» PROBLEM DESCRIPTION: In the listing below, locate the lines bearing the word "Mapping". Copy every one of them.

── AVAILABLE RECORDS ──

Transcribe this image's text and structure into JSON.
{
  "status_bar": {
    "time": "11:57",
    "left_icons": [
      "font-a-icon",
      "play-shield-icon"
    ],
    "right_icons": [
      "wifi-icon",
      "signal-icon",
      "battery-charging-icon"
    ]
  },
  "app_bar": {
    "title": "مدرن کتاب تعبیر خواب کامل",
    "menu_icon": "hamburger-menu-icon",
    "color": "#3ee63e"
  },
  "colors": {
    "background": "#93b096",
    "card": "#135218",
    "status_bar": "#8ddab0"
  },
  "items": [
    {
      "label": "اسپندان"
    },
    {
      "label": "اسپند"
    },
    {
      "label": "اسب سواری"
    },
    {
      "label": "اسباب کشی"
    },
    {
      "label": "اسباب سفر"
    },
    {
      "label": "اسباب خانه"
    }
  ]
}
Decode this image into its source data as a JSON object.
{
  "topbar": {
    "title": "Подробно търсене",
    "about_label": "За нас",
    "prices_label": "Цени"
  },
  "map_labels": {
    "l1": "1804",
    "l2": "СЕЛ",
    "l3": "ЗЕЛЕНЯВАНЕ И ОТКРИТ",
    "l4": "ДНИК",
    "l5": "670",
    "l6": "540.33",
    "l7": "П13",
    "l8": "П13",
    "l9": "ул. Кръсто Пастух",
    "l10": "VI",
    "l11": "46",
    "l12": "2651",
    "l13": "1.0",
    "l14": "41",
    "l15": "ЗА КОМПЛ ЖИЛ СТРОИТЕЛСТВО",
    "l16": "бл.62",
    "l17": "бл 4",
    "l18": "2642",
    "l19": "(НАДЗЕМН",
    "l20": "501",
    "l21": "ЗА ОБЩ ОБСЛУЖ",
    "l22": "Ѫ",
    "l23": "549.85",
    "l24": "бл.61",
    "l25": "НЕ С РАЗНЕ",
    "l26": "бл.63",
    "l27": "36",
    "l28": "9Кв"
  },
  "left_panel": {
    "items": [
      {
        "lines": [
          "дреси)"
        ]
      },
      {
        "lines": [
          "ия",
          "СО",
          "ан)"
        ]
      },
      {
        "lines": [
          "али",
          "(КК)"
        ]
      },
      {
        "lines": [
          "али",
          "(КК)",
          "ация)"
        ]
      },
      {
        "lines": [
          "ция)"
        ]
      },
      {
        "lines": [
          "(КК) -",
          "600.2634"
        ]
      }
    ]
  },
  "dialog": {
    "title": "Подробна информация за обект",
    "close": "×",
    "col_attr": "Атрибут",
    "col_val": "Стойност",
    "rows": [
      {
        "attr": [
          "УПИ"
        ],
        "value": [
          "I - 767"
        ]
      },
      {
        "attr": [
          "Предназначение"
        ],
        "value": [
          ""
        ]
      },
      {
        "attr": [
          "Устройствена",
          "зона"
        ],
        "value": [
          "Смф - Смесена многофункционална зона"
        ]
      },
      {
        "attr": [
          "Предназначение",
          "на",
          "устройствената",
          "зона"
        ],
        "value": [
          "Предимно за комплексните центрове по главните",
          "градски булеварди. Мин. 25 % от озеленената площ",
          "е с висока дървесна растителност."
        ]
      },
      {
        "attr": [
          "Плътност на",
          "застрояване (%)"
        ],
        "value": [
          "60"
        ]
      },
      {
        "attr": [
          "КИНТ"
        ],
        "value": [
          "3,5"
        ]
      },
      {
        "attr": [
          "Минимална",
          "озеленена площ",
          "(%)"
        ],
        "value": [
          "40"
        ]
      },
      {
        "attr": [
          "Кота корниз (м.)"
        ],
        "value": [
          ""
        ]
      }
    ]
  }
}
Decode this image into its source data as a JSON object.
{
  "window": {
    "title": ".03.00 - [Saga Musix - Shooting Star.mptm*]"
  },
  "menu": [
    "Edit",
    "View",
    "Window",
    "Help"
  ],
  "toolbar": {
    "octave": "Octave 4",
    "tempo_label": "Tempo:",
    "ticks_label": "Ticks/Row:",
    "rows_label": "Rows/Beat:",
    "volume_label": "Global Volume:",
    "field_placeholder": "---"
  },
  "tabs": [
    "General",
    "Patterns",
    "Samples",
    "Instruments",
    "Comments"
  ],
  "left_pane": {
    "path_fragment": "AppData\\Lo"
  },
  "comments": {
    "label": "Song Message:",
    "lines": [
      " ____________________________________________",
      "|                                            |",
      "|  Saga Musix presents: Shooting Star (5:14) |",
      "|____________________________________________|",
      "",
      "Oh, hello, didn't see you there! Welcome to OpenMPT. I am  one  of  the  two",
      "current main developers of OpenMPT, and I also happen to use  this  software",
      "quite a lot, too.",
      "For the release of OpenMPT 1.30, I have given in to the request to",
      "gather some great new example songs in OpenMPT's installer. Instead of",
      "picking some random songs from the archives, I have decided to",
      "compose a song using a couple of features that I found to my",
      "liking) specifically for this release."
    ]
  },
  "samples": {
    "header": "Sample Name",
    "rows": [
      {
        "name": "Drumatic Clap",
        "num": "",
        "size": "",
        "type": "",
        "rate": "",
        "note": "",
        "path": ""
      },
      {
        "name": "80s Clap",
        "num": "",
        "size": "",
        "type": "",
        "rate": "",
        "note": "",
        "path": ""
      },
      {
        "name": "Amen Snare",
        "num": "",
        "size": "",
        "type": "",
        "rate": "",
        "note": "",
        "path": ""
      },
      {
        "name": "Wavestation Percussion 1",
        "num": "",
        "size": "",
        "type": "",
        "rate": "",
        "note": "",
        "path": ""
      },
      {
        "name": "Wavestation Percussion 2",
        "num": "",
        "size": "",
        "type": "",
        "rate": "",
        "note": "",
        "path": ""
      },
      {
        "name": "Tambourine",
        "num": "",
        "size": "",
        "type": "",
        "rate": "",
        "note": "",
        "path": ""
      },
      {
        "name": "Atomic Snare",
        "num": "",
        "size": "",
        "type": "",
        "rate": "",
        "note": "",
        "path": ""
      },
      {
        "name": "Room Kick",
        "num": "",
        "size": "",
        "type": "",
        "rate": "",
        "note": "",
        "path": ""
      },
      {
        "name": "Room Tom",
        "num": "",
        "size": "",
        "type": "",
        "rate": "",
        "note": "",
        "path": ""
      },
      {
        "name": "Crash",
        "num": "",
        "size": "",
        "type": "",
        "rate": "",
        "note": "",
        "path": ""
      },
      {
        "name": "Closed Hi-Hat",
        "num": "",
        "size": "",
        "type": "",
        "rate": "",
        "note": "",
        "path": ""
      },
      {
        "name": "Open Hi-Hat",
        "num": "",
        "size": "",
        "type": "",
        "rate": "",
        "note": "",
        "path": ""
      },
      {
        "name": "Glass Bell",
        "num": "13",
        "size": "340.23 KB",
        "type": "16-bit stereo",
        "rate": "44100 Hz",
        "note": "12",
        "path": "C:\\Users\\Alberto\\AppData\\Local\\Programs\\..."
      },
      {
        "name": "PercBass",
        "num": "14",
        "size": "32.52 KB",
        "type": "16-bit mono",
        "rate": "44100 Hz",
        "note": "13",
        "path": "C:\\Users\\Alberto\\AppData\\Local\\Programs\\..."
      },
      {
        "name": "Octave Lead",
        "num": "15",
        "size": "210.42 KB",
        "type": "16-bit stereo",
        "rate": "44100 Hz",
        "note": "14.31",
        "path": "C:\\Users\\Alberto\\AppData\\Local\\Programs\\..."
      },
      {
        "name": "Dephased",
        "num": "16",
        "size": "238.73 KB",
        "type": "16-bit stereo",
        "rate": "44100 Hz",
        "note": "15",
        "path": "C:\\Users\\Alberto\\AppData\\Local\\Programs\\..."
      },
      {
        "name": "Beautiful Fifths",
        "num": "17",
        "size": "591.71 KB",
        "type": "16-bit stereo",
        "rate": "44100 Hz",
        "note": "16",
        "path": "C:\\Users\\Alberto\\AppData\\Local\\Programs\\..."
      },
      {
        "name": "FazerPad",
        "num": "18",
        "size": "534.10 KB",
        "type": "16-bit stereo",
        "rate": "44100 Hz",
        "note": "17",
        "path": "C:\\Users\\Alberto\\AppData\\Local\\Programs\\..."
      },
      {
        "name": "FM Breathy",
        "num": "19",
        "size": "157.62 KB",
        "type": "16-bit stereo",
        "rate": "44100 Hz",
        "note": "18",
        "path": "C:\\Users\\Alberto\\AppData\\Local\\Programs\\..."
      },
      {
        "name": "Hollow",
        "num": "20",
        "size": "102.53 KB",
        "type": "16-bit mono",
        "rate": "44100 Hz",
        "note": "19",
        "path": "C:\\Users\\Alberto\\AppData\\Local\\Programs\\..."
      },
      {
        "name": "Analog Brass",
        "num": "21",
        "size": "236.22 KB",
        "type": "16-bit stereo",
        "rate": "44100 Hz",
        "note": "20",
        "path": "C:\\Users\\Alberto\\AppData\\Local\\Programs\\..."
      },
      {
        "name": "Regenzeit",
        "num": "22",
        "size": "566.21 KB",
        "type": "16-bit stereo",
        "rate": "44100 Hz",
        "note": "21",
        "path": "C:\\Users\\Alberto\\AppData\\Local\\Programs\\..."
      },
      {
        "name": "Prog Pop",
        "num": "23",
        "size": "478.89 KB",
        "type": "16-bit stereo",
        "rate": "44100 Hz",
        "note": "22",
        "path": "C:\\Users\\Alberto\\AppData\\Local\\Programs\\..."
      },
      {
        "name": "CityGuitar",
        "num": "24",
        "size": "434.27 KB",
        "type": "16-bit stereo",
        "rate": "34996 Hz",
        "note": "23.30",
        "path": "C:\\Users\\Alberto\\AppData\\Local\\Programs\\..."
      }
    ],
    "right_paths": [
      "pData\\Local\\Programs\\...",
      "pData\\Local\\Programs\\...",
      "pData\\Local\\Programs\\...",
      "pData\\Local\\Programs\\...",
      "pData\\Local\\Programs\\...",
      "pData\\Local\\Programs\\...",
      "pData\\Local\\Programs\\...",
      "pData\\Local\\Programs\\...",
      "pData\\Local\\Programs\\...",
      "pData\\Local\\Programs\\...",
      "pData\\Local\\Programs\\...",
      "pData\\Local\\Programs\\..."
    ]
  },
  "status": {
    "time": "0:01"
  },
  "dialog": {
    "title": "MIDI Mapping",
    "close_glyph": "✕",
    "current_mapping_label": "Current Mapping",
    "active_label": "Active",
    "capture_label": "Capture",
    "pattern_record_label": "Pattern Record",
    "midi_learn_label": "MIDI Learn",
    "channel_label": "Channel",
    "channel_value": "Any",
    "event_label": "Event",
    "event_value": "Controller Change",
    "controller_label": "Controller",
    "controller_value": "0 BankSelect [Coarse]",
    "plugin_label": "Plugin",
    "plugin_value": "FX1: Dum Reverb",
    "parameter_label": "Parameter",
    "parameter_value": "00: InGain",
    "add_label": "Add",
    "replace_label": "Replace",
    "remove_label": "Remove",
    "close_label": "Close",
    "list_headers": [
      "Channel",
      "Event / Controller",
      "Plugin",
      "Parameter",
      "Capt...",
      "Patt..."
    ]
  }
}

───

» SOLUTION FOR THIS PROBLEM:
    "title": "MIDI Mapping",
    "current_mapping_label": "Current Mapping",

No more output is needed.